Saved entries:
-------------------------
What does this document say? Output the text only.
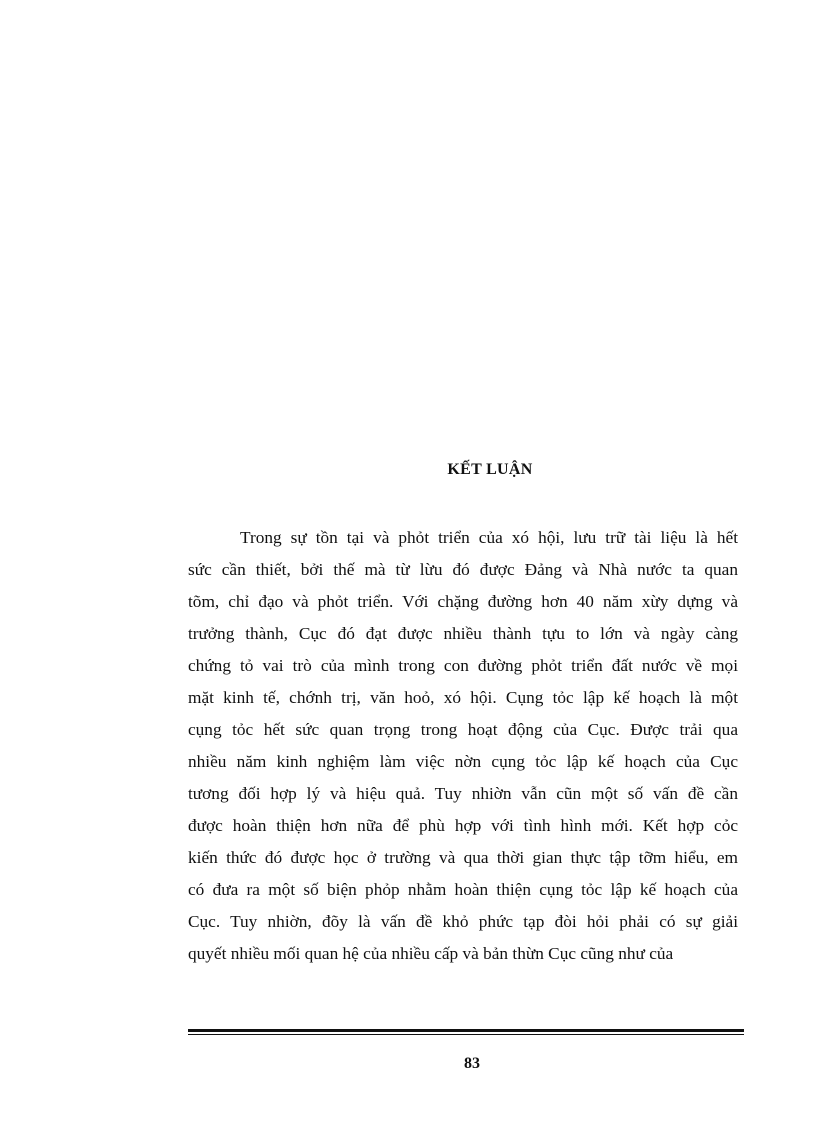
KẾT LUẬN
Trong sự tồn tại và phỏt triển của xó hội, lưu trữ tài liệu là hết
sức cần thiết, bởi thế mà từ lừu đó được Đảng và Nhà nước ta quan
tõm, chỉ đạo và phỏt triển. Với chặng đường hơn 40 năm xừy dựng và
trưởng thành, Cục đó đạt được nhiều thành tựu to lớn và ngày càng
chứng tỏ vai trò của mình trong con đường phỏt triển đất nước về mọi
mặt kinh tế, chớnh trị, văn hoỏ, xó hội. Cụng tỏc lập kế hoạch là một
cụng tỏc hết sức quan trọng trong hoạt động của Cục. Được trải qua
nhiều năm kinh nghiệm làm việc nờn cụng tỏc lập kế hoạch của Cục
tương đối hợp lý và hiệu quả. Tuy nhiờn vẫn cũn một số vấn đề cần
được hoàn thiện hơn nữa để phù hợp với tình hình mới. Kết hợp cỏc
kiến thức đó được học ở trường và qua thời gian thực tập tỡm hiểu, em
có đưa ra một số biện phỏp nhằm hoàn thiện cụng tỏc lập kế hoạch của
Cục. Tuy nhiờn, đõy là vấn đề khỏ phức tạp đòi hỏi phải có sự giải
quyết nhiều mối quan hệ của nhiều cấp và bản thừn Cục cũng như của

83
-------------------------
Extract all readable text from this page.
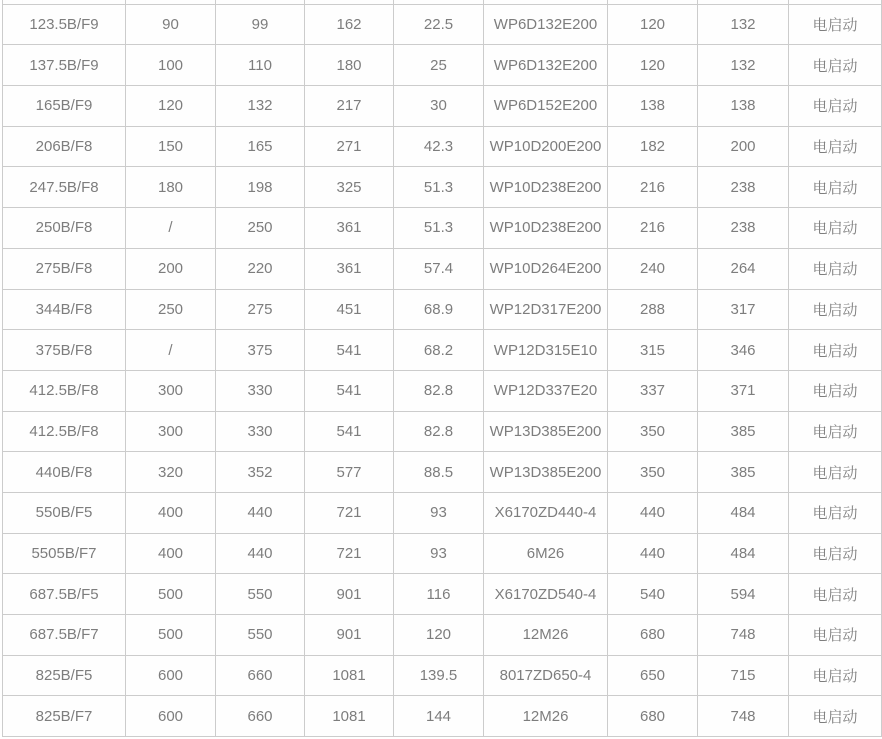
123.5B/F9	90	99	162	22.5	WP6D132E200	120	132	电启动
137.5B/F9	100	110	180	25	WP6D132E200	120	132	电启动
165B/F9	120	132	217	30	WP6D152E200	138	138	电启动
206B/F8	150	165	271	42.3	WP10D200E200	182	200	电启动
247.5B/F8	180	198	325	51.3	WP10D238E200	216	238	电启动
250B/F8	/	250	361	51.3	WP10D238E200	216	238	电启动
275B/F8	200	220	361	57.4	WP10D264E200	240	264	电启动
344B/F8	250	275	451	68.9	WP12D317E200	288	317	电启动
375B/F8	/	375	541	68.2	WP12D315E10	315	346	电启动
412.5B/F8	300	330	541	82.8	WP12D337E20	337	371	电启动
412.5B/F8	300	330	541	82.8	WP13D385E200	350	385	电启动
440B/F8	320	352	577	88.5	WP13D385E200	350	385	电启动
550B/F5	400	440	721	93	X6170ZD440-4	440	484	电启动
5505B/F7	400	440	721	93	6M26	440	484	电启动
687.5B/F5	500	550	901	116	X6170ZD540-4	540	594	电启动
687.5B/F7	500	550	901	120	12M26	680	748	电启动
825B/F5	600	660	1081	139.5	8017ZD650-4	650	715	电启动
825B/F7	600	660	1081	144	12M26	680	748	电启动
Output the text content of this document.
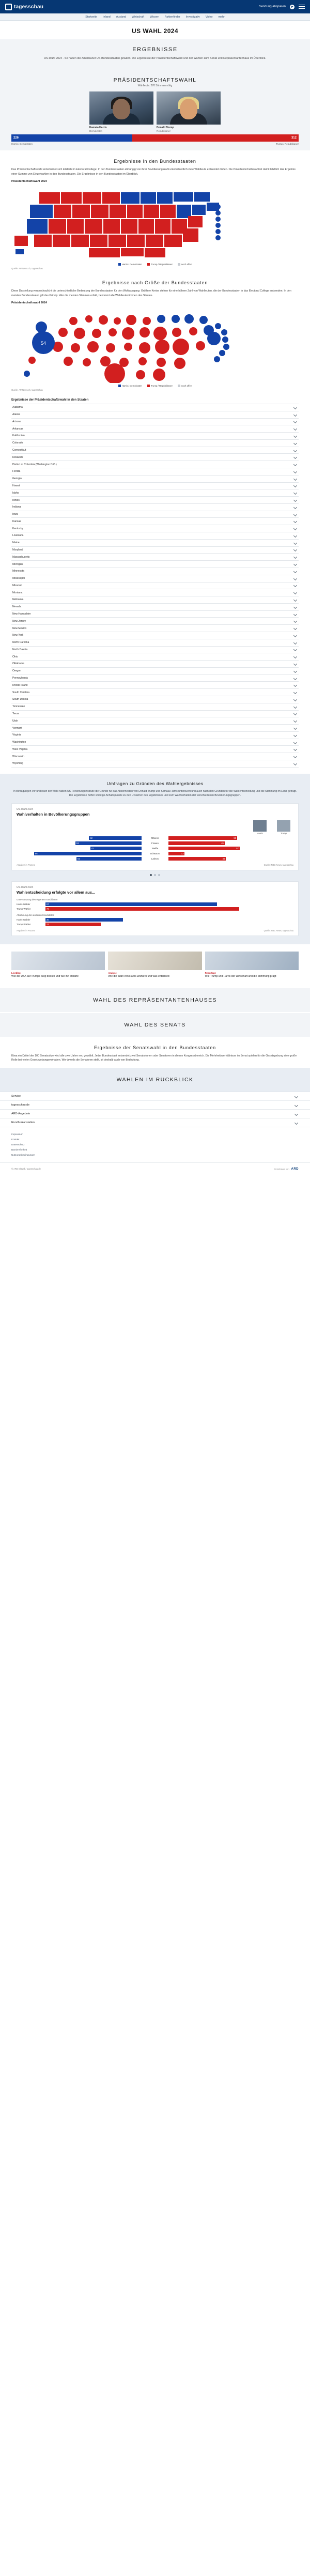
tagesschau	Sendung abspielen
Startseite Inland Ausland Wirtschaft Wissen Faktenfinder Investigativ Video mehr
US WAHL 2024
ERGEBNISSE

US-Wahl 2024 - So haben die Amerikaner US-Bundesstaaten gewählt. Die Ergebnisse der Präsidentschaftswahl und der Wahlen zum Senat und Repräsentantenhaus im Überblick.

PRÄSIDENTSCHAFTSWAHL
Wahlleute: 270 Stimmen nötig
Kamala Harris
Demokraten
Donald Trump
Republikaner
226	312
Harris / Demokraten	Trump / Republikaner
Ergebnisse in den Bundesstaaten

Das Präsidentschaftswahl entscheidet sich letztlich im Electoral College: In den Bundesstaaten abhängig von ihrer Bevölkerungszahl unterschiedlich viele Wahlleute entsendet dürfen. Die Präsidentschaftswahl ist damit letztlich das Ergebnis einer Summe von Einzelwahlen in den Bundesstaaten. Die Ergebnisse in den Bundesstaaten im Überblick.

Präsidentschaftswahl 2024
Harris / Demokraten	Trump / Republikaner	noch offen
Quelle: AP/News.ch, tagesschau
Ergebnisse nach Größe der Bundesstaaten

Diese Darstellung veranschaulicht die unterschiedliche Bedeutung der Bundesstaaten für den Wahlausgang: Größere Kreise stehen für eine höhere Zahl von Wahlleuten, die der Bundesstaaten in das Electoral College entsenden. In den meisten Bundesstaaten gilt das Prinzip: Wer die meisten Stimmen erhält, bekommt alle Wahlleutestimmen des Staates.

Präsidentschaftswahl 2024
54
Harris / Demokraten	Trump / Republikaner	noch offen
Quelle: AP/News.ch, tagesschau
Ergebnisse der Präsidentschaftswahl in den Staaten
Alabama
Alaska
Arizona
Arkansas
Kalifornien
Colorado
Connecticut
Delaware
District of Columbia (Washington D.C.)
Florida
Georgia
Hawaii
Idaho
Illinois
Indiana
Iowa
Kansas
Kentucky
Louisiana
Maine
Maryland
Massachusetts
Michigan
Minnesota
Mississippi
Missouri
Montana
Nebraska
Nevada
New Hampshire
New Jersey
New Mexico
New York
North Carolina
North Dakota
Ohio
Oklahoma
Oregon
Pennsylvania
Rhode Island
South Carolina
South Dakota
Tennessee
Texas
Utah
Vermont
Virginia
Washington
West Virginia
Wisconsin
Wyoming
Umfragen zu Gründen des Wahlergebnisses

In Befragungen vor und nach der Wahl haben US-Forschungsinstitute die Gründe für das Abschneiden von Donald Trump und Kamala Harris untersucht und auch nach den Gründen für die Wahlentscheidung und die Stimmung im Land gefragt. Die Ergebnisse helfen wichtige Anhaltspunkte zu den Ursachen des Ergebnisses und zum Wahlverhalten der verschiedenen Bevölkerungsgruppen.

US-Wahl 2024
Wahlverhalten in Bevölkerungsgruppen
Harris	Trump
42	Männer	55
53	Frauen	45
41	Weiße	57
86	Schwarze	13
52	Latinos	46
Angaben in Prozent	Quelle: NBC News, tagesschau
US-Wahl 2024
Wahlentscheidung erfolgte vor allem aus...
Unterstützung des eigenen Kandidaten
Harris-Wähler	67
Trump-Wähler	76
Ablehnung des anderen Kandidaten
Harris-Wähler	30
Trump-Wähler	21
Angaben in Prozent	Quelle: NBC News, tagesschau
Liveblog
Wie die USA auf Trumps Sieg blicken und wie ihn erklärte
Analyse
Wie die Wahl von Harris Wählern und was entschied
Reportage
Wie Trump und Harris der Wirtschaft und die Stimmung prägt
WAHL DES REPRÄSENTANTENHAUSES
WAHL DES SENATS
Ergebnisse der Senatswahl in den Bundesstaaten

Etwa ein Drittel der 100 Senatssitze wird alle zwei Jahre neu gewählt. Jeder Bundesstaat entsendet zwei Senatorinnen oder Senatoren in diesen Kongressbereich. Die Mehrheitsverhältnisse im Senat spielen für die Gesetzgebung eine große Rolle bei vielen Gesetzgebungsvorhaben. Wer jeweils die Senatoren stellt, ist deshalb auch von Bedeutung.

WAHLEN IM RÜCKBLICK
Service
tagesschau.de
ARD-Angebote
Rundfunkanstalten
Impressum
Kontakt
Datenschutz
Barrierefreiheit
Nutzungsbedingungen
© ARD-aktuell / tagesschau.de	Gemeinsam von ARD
-------------------------
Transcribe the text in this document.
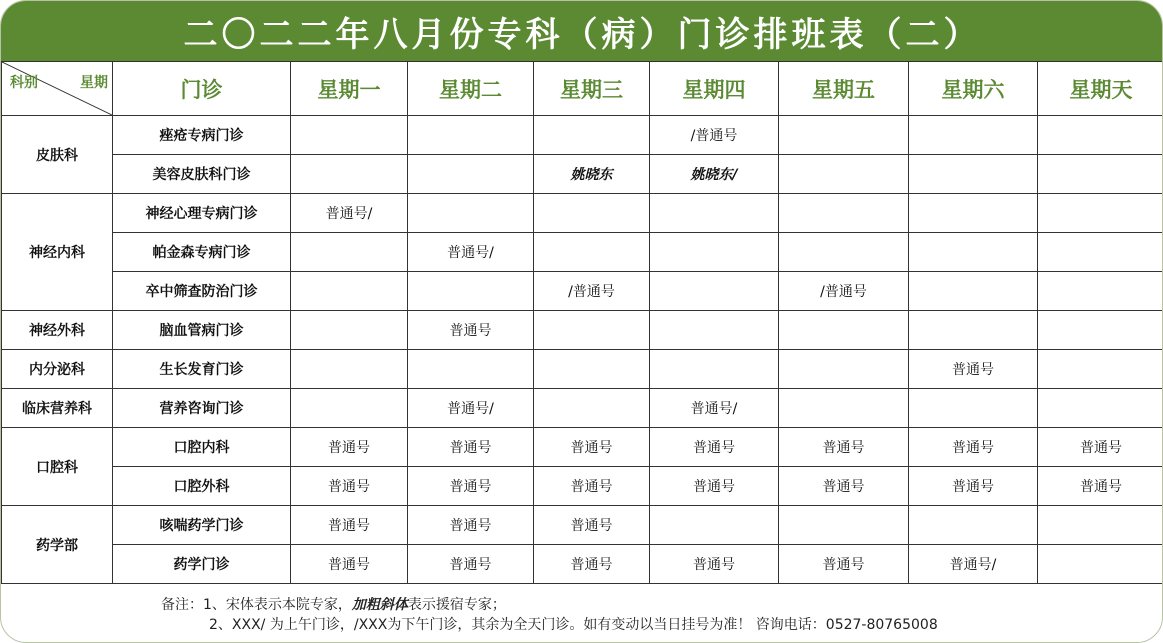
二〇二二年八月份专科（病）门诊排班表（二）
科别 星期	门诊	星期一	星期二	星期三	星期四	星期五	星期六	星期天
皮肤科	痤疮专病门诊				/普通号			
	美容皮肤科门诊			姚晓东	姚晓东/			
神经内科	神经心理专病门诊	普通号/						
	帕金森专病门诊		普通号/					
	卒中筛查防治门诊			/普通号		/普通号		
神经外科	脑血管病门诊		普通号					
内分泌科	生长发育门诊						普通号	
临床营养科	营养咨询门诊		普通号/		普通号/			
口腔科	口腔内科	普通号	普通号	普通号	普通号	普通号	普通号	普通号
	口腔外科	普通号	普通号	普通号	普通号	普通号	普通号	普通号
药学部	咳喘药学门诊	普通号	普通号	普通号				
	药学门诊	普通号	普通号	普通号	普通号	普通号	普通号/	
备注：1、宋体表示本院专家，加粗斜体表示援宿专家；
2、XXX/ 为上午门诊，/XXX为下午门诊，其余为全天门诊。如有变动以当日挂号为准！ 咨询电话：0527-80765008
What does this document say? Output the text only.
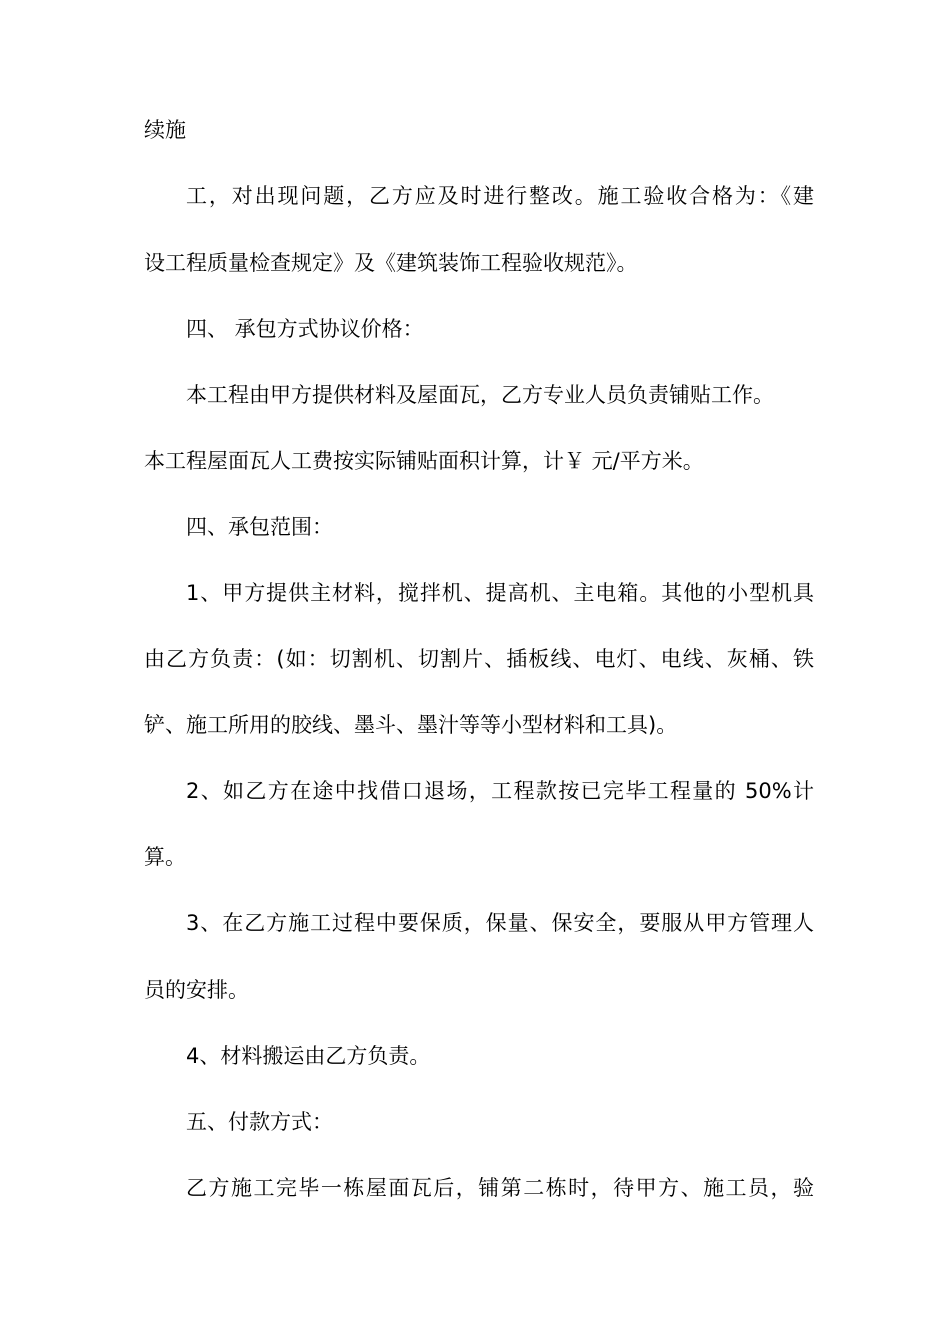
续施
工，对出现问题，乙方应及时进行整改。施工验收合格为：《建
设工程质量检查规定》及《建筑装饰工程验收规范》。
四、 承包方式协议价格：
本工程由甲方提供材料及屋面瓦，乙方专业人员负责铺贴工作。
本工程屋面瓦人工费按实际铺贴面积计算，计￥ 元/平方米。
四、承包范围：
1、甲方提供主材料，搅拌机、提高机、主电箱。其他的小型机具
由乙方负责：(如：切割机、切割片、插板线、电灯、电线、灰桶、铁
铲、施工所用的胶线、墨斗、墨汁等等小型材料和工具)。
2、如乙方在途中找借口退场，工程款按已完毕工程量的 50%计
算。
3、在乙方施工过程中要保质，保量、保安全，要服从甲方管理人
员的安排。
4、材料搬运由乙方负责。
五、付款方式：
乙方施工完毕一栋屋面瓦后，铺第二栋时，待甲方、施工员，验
-------------------------
■ Do this ■
Pick out each line that holds the string "document".

■ Response ■
What does this document say? Output the text only.
Output the text content of this document.
Transcribe the text in this document.
What does this document say? Output the text only.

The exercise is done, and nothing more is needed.